- Série d'exercices
a - Répondez à ces questions sur le texte consacré au monde d'après, une réponse par ligne :
(i) De quand date la tribune « Pour une Nouvelle-Aquitaine résiliente » ?
(ii) Quel groupe signe la phrase qui commence par « Nous, groupe » ?
(iii) Quel titre porte la « Contribution au monde d'après #01 » ?
b - Prolongez le texte consacré au monde d'après en reprenant juste après sa dernière phrase.

- Extrait du texte
· · · ·
Nous l’espérons, nous nous y engageons au quotidien. Pour donner à voir notre « monde d’après », plus écologique, plus résilient, vos élu·e·s prennent la plume ! Dans des tribunes libres, ils et elles évoquent des enjeux plus ou moins larges, qui se projettent à court terme ou à long terme, mais qui ont un point commun : celui de dessiner les évolutions à conduire dans notre Région, vers un avenir optimiste et porteur de solutions.

Comme nous l’avons écrit dans notre tribune « Pour une Nouvelle-Aquitaine résiliente » du 28 avril 2020, la période est historique et l’opportunité rare de réorienter les soutiens de la Région, avec des conditions permettant d’appliquer sans tergiverser les principes de Neoterra pour un plan de relance durable et soutenable. Nous, groupe écologiste et citoyen de la région Nouvelle-Aquitaine, pensons nécessaire de co-construire ces politiques nouvelles entre les citoyens et les élus. Seule la confiance en cette intelligence collective répondra à l’impératif de résilience.

Les leviers à la portée de notre collectivité sont nombreux pour répondre à ces nouvelles aspirations : agriculture et alimentation, lycée, enseignement supérieur, économie, tourisme, déchets, énergie, culture, sport ou encore mobilités. Des outils au service d’une région résiliente et au service des victimes de la crise, nos concitoyens.

Contribution au monde d’après #01

Pour des mobilités au service des besoins essentiels

Alors que la mobilité constitue l’un des marqueurs phares de notre société mondialisée, nous soumettant à toutes les injonctions qui l’accompagnent, nous vivons une crise dont l’une des caractéristiques principales a été l’impossibilité généralisée de se déplacer pour plus de la moitié de la planète.
· · · ·
- Données recueillies
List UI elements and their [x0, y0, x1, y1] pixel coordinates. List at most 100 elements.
· · · ·
- Réponses par exercice
a -
(i) Du 28 avril 2020.
(ii) Le groupe écologiste et citoyen de la région Nouvelle-Aquitaine.
(iii) « Pour des mobilités au service des besoins essentiels ».

b -
Pour y faire face, nous avons su tirer profit de cette mobilité moderne, avec tous ses atouts, la vitesse, les communications mondiales, en priorisant les usages pour répondre aux urgences sanitaires (coordonner les soins, les approvisionnements…). 

A l’échelle de notre vie politique, professionnelle, quotidienne, la place prise habituellement par les déplacements dans nos rues et dans nos emplois du temps nous a brusquement sauté aux yeux, autant que la réduction du bruit et de la pollution dans les agglomérations s’est révélée rapidement. Beaucoup de professionnels ont expérimenté le télétravail, se libérant ainsi du poids des déplacements, et les salariés comme leurs employeurs ont été invités à repenser le rapport au travail. Dans notre grande Région, l’absence de mobilité et les formats de réunion imposés semblent même avoir remis les territoires sur un pied d’égalité ! Enfin, alors que plus d’un million de Franciliens ont décidé de quitter la région au début du confinement, la crise interroge aussi nos choix relatifs à notre cadre de vie, de travail.

Néanmoins, il est impossible d’ignorer le rôle de catalyseur de l’épidémie qu’a joué la mobilité mondialisée, et, en miroir, l’épidémie a révélé l’interdépendance mondialisée de nos systèmes de mobilité, et surtout des systèmes approvisionnements en produits vitaux dont nous dépendons. Sans mobilité mondialisée, pas de sécurité alimentaire, pas de sécurité sanitaire, pour nous.

Ainsi, c’est au moment où la mobilité est entravée que l’on prend pleinement conscience de la place centrale qu’elle occupe dans nos modes de vie, nos territoires et nos économies. Se déplacer en période de pandémie est considéré comme dangereux ou impossible, mais sans déplacement, impossible d’assurer notre subsistance. Surtout, alors que l’immobilité maximale devrait permettre de lutter contre la pandémie, sans mobilité, ni les individus, ni les groupe, ni les collectivités, ne sont aujourd’hui en mesure d’assurer une auto-production suffisante.

Nous, écologistes, œuvrons à une société dans laquelle la production alimentaire et l’économie seront largement relocalisées. Si l’objectif est bien de réduire notre dépendance aux productions et aux mobilités mondialisées, assurer la mobilité des biens et des personnes fera toujours partie de nos besoins essentiels.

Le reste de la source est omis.